___ INFORMATION PROVIDED
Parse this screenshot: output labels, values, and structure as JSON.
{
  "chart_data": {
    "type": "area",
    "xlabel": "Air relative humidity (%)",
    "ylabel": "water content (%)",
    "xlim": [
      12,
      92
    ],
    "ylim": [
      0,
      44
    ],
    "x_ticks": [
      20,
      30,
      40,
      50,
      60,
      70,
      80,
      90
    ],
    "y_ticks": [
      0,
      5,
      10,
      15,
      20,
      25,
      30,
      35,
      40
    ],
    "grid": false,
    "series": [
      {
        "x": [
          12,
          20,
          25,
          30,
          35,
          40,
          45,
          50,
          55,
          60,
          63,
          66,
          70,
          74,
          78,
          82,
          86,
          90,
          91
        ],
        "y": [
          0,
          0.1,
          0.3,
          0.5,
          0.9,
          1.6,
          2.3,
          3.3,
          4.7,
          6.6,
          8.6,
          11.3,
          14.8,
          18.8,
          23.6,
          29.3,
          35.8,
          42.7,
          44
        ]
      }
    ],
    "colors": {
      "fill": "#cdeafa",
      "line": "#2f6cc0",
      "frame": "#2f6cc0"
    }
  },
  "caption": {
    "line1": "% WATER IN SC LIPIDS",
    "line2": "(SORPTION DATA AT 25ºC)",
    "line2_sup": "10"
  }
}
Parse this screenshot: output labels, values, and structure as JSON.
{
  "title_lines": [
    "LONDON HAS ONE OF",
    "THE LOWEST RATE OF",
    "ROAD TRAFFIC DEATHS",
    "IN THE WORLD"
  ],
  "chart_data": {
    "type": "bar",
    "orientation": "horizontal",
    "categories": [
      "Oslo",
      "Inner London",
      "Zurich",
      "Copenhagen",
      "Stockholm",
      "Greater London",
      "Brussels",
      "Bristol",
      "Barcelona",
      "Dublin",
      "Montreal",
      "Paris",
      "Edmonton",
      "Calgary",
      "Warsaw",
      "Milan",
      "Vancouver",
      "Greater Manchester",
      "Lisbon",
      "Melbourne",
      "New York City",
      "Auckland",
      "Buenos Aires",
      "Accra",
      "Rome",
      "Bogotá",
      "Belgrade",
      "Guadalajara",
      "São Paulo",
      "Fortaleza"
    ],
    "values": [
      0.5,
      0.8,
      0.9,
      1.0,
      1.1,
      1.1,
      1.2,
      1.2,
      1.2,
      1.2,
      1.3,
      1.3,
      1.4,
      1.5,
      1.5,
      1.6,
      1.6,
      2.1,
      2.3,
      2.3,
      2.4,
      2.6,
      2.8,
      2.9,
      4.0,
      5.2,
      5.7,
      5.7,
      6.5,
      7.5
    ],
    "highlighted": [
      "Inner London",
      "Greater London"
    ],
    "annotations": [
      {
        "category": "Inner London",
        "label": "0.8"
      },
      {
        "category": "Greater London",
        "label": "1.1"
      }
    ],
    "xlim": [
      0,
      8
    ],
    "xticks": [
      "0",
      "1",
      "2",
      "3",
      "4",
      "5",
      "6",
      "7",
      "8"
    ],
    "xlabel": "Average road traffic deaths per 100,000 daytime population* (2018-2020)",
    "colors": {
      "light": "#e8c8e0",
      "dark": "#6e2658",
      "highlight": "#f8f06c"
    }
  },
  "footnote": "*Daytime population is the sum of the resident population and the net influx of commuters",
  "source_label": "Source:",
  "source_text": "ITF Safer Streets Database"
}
______
- THE TASK -
Every record should be given again exactly.

- TASK RESULT -
Parse this screenshot: output labels, values, and structure as JSON.
{
  "chart_data": {
    "type": "area",
    "xlabel": "Air relative humidity (%)",
    "ylabel": "water content (%)",
    "xlim": [
      12,
      92
    ],
    "ylim": [
      0,
      44
    ],
    "x_ticks": [
      20,
      30,
      40,
      50,
      60,
      70,
      80,
      90
    ],
    "y_ticks": [
      0,
      5,
      10,
      15,
      20,
      25,
      30,
      35,
      40
    ],
    "grid": false,
    "series": [
      {
        "x": [
          12,
          20,
          25,
          30,
          35,
          40,
          45,
          50,
          55,
          60,
          63,
          66,
          70,
          74,
          78,
          82,
          86,
          90,
          91
        ],
        "y": [
          0,
          0.1,
          0.3,
          0.5,
          0.9,
          1.6,
          2.3,
          3.3,
          4.7,
          6.6,
          8.6,
          11.3,
          14.8,
          18.8,
          23.6,
          29.3,
          35.8,
          42.7,
          44
        ]
      }
    ],
    "colors": {
      "fill": "#cdeafa",
      "line": "#2f6cc0",
      "frame": "#2f6cc0"
    }
  },
  "caption": {
    "line1": "% WATER IN SC LIPIDS",
    "line2": "(SORPTION DATA AT 25ºC)",
    "line2_sup": "10"
  }
}
Parse this screenshot: output labels, values, and structure as JSON.
{
  "title_lines": [
    "LONDON HAS ONE OF",
    "THE LOWEST RATE OF",
    "ROAD TRAFFIC DEATHS",
    "IN THE WORLD"
  ],
  "chart_data": {
    "type": "bar",
    "orientation": "horizontal",
    "categories": [
      "Oslo",
      "Inner London",
      "Zurich",
      "Copenhagen",
      "Stockholm",
      "Greater London",
      "Brussels",
      "Bristol",
      "Barcelona",
      "Dublin",
      "Montreal",
      "Paris",
      "Edmonton",
      "Calgary",
      "Warsaw",
      "Milan",
      "Vancouver",
      "Greater Manchester",
      "Lisbon",
      "Melbourne",
      "New York City",
      "Auckland",
      "Buenos Aires",
      "Accra",
      "Rome",
      "Bogotá",
      "Belgrade",
      "Guadalajara",
      "São Paulo",
      "Fortaleza"
    ],
    "values": [
      0.5,
      0.8,
      0.9,
      1.0,
      1.1,
      1.1,
      1.2,
      1.2,
      1.2,
      1.2,
      1.3,
      1.3,
      1.4,
      1.5,
      1.5,
      1.6,
      1.6,
      2.1,
      2.3,
      2.3,
      2.4,
      2.6,
      2.8,
      2.9,
      4.0,
      5.2,
      5.7,
      5.7,
      6.5,
      7.5
    ],
    "highlighted": [
      "Inner London",
      "Greater London"
    ],
    "annotations": [
      {
        "category": "Inner London",
        "label": "0.8"
      },
      {
        "category": "Greater London",
        "label": "1.1"
      }
    ],
    "xlim": [
      0,
      8
    ],
    "xticks": [
      "0",
      "1",
      "2",
      "3",
      "4",
      "5",
      "6",
      "7",
      "8"
    ],
    "xlabel": "Average road traffic deaths per 100,000 daytime population* (2018-2020)",
    "colors": {
      "light": "#e8c8e0",
      "dark": "#6e2658",
      "highlight": "#f8f06c"
    }
  },
  "footnote": "*Daytime population is the sum of the resident population and the net influx of commuters",
  "source_label": "Source:",
  "source_text": "ITF Safer Streets Database"
}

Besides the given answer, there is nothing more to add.